**Material supplied:**
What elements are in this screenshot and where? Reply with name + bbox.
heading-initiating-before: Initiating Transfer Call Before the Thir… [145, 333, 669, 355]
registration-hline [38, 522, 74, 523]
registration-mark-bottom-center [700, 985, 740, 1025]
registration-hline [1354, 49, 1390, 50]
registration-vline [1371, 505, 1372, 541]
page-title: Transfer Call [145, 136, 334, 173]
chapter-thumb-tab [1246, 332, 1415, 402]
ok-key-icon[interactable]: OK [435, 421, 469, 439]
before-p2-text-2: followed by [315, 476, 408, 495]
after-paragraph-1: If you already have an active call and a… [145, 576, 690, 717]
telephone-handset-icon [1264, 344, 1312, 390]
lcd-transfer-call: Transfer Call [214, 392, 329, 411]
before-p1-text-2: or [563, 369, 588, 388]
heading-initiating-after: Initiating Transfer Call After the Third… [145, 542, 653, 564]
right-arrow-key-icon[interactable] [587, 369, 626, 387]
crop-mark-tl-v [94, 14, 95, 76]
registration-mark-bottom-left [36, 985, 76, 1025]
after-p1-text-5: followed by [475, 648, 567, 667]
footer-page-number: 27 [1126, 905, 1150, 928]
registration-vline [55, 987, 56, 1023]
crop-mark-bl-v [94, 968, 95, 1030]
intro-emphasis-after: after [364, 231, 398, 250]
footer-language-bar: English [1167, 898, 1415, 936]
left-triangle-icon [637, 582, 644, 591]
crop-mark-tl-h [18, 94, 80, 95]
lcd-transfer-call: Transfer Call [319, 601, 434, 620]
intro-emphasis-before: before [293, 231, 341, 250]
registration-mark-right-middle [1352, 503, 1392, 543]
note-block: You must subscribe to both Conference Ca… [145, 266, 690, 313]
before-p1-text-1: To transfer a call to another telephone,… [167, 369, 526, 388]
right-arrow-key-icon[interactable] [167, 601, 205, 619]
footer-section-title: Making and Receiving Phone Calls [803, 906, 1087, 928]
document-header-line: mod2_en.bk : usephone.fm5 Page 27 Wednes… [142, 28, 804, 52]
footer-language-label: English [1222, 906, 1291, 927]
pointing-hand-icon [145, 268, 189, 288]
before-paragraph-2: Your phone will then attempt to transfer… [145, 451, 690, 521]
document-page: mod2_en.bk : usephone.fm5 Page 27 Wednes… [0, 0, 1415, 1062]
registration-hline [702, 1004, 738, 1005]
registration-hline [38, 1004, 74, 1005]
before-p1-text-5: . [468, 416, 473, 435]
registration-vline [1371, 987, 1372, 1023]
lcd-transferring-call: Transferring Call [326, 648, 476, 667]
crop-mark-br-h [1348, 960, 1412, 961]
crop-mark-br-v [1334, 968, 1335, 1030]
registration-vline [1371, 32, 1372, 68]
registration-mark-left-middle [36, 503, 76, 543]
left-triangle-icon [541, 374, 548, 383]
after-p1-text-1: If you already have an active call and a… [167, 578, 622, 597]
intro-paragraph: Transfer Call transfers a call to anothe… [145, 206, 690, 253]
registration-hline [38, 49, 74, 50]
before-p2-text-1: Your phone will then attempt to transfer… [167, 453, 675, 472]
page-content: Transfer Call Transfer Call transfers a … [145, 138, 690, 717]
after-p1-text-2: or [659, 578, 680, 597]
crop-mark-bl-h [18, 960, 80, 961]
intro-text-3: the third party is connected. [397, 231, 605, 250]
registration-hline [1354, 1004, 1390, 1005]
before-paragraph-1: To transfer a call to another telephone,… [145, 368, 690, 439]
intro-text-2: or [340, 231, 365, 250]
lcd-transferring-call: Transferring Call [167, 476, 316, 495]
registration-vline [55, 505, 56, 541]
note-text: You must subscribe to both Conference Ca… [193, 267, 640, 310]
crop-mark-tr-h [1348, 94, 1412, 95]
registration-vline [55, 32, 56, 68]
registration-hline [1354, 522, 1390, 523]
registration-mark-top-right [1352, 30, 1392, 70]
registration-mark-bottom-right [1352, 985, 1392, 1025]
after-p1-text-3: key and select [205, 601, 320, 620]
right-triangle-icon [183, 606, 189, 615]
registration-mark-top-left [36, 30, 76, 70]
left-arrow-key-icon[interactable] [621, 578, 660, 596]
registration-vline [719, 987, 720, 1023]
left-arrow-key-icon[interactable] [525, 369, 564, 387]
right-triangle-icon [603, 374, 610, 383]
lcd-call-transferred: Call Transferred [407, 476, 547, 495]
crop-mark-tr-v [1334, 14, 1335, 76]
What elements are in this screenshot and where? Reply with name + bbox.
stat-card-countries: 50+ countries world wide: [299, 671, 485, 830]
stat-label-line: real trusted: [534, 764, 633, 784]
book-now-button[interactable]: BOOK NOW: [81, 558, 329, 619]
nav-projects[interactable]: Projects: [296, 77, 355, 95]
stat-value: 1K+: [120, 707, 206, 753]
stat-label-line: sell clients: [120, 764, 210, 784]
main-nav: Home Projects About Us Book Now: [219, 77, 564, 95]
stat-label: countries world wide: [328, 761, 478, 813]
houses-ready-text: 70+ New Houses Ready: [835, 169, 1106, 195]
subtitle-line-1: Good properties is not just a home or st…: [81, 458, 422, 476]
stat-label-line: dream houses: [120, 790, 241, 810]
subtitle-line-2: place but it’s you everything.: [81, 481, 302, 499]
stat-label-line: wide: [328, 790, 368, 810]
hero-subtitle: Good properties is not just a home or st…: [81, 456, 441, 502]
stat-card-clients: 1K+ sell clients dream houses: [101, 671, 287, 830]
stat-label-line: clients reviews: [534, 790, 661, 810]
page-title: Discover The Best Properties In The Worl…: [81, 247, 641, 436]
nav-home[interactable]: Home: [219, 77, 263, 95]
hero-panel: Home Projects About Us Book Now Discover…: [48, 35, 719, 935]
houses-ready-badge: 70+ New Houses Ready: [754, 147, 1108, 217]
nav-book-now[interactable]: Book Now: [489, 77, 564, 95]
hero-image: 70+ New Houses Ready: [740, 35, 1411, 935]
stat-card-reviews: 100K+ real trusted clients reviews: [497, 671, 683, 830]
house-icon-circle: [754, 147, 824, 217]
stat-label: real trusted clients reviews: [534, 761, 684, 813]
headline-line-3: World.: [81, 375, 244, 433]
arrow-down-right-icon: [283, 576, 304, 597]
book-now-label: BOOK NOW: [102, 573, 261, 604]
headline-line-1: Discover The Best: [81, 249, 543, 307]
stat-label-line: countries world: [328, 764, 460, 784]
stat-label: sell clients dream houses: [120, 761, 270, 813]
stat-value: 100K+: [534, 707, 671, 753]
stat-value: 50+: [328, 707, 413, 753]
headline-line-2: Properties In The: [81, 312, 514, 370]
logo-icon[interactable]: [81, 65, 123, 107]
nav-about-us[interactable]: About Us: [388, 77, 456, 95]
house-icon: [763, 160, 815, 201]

**Exercise aim:**
Reproduce every line from the start of the items through the line containing "before-p1-text-2: or [563, 369, 588, 388]", both inclusive, keeping each line unchanged.

**Exercise result:**
What elements are in this screenshot and where? Reply with name + bbox.
heading-initiating-before: Initiating Transfer Call Before the Thir… [145, 333, 669, 355]
registration-hline [38, 522, 74, 523]
registration-mark-bottom-center [700, 985, 740, 1025]
registration-hline [1354, 49, 1390, 50]
registration-vline [1371, 505, 1372, 541]
page-title: Transfer Call [145, 136, 334, 173]
chapter-thumb-tab [1246, 332, 1415, 402]
ok-key-icon[interactable]: OK [435, 421, 469, 439]
before-p2-text-2: followed by [315, 476, 408, 495]
after-paragraph-1: If you already have an active call and a… [145, 576, 690, 717]
telephone-handset-icon [1264, 344, 1312, 390]
lcd-transfer-call: Transfer Call [214, 392, 329, 411]
before-p1-text-2: or [563, 369, 588, 388]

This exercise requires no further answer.